Records about charts and figures

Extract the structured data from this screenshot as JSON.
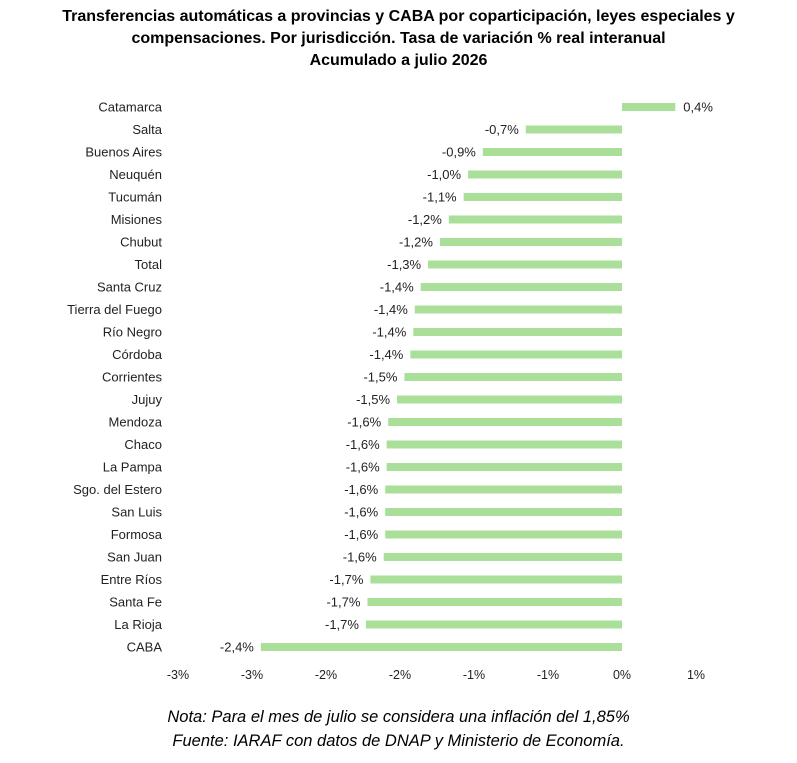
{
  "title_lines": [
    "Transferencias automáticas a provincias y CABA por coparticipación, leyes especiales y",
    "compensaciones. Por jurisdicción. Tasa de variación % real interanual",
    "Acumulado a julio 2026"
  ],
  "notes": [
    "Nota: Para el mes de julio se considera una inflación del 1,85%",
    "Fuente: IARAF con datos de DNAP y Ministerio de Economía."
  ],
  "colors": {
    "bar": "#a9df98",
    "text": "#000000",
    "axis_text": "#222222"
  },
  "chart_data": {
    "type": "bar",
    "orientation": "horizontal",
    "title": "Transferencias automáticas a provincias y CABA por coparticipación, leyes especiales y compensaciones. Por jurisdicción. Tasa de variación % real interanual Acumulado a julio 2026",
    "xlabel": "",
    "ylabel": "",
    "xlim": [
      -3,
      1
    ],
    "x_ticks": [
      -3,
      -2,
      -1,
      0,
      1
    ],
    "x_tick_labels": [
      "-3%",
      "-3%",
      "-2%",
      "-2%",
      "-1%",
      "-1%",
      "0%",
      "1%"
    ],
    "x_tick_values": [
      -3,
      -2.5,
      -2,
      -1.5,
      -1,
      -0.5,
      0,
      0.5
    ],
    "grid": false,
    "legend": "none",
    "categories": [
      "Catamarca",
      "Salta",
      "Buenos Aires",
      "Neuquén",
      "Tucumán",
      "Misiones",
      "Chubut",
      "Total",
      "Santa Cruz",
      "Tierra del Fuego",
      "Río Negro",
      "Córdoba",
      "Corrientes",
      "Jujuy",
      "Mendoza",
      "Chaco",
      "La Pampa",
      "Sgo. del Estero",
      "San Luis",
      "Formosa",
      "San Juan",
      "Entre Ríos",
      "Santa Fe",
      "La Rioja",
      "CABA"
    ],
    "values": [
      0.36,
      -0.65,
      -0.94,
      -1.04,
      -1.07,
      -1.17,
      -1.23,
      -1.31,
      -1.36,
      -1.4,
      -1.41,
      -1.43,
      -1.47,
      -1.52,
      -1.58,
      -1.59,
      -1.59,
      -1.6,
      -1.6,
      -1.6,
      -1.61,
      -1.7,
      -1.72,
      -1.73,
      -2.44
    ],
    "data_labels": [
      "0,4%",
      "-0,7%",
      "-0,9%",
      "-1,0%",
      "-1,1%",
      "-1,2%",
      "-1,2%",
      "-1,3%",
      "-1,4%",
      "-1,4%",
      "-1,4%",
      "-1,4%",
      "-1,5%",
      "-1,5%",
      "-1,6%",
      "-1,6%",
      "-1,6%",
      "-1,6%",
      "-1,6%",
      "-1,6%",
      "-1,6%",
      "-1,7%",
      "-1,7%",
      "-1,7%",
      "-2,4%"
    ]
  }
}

* * *

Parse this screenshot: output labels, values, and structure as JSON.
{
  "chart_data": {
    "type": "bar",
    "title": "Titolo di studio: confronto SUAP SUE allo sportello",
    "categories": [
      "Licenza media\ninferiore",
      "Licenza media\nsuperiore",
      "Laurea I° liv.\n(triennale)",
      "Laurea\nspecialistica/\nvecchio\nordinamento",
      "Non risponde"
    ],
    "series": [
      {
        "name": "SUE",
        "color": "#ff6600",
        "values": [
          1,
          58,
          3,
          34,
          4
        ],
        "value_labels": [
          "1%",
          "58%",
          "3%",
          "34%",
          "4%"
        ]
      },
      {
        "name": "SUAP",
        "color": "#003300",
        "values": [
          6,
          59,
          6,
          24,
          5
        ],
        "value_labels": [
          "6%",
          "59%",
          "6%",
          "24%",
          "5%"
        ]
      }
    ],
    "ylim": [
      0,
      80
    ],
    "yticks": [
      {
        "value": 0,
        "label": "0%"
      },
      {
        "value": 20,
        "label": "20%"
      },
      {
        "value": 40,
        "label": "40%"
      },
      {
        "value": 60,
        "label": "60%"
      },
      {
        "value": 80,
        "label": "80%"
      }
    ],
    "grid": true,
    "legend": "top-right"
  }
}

==

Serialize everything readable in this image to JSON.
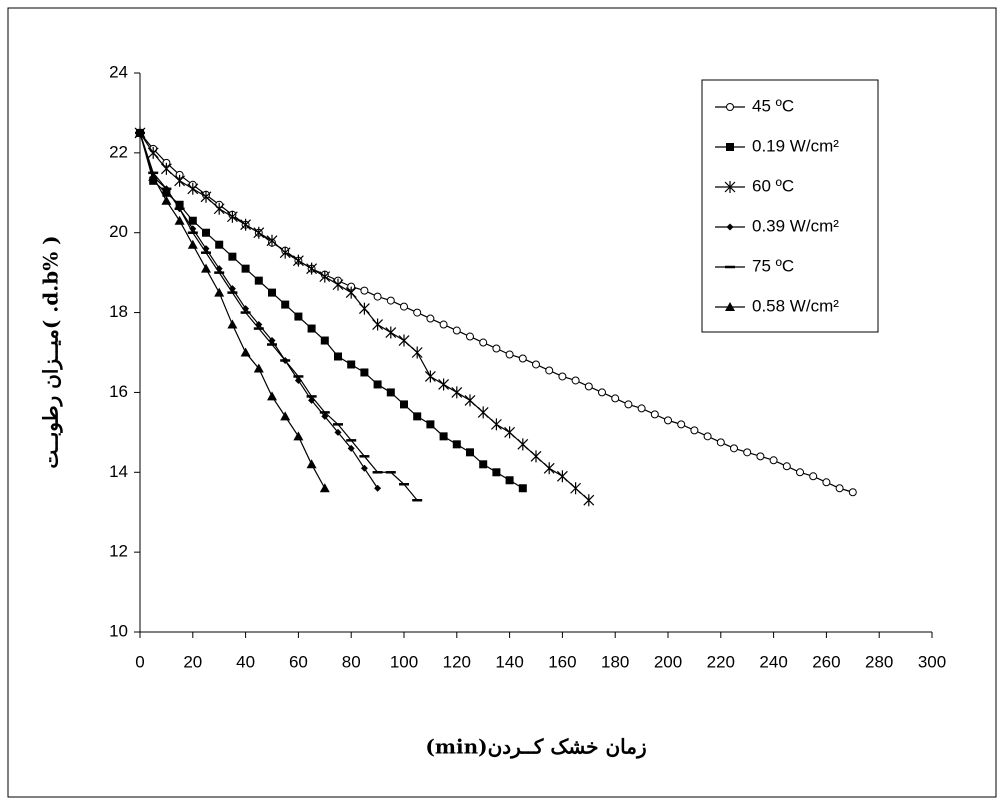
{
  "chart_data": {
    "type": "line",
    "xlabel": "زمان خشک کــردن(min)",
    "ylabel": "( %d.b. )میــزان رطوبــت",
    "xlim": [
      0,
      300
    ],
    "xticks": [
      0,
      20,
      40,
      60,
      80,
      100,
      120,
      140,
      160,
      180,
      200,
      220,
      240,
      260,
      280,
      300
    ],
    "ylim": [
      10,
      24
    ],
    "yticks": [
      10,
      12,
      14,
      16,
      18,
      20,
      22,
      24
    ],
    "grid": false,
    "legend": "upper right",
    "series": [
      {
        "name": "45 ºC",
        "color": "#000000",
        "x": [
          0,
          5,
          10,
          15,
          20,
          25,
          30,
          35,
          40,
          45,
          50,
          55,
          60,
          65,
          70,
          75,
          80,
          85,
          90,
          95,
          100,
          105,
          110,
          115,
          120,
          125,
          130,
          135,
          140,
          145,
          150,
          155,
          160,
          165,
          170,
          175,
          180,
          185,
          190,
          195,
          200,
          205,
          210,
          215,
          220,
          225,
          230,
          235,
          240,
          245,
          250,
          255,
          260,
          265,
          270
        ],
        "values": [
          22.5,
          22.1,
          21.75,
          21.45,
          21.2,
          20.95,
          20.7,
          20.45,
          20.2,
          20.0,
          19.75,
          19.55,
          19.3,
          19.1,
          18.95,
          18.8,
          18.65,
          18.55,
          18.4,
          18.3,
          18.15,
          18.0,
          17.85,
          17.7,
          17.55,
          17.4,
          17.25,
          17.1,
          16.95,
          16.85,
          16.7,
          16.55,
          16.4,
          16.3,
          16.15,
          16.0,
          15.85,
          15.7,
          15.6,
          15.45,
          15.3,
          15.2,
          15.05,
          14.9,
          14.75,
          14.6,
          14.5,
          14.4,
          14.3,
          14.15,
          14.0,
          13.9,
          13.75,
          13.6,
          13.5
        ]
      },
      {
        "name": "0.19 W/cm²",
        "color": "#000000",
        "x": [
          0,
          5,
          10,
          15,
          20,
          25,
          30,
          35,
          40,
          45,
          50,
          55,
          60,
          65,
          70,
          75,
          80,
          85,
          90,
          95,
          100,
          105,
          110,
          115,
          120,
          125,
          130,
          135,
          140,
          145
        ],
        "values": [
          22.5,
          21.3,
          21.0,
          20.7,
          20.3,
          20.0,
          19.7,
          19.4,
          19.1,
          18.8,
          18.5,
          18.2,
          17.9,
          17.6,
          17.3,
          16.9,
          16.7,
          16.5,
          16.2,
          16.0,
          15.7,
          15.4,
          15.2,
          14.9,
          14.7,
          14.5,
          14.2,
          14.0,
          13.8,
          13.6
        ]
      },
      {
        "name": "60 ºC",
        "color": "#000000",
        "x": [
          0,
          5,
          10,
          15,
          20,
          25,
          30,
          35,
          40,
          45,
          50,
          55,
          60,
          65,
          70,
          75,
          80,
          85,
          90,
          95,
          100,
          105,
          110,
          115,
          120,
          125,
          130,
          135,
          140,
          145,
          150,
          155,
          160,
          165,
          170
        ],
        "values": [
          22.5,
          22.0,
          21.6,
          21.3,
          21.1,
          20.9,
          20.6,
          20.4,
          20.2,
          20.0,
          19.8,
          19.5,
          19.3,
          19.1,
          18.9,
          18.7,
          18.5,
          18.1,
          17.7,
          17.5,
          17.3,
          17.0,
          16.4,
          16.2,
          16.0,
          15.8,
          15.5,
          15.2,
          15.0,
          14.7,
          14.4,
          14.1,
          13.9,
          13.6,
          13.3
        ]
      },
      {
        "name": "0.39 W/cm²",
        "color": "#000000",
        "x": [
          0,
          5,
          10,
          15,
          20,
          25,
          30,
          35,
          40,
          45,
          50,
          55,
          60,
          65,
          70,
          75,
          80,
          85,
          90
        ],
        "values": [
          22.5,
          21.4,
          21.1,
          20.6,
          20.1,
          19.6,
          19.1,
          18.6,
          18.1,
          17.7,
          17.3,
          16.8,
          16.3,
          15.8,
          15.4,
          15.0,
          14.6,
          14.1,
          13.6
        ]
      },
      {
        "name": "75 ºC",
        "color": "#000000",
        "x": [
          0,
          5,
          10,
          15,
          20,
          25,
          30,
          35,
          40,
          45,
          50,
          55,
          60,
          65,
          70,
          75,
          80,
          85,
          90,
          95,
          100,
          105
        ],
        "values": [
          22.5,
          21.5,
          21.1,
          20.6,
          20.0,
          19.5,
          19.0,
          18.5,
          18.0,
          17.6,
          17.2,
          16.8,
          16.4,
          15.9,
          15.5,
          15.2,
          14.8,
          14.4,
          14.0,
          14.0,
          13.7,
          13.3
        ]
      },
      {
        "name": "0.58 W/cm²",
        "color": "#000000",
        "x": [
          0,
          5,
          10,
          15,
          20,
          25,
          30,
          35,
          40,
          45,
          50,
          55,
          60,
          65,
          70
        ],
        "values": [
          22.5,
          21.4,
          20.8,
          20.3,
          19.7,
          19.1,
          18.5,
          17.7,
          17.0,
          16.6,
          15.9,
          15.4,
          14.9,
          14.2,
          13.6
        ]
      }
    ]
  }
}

*GIVEN PROBLEM*: Your answer should be one number: how many lines in the material above contain the string "automáticas".

*COMPLETE RESPONSE*: 2